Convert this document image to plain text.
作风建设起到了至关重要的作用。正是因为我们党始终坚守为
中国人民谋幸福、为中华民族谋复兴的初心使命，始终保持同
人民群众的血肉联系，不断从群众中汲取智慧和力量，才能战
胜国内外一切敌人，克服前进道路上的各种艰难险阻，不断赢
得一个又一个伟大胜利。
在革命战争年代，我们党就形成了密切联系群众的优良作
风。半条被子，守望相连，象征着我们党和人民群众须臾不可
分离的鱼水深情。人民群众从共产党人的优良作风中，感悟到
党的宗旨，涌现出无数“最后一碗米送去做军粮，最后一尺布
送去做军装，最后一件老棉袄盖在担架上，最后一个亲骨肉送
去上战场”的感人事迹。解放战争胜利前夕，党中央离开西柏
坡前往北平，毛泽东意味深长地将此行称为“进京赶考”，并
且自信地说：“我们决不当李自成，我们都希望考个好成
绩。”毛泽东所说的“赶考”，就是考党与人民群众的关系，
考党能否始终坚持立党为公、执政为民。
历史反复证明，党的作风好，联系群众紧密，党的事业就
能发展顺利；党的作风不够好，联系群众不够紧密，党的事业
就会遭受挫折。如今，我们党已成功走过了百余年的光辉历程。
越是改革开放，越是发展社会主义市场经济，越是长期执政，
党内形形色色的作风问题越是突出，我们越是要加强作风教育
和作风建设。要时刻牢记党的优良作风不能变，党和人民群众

################

» **Task**: Your task is to reproduce the whole listing exactly.

» **Written reply**:
Convert this document image to plain text.
作风建设起到了至关重要的作用。正是因为我们党始终坚守为
中国人民谋幸福、为中华民族谋复兴的初心使命，始终保持同
人民群众的血肉联系，不断从群众中汲取智慧和力量，才能战
胜国内外一切敌人，克服前进道路上的各种艰难险阻，不断赢
得一个又一个伟大胜利。
在革命战争年代，我们党就形成了密切联系群众的优良作
风。半条被子，守望相连，象征着我们党和人民群众须臾不可
分离的鱼水深情。人民群众从共产党人的优良作风中，感悟到
党的宗旨，涌现出无数“最后一碗米送去做军粮，最后一尺布
送去做军装，最后一件老棉袄盖在担架上，最后一个亲骨肉送
去上战场”的感人事迹。解放战争胜利前夕，党中央离开西柏
坡前往北平，毛泽东意味深长地将此行称为“进京赶考”，并
且自信地说：“我们决不当李自成，我们都希望考个好成
绩。”毛泽东所说的“赶考”，就是考党与人民群众的关系，
考党能否始终坚持立党为公、执政为民。
历史反复证明，党的作风好，联系群众紧密，党的事业就
能发展顺利；党的作风不够好，联系群众不够紧密，党的事业
就会遭受挫折。如今，我们党已成功走过了百余年的光辉历程。
越是改革开放，越是发展社会主义市场经济，越是长期执政，
党内形形色色的作风问题越是突出，我们越是要加强作风教育
和作风建设。要时刻牢记党的优良作风不能变，党和人民群众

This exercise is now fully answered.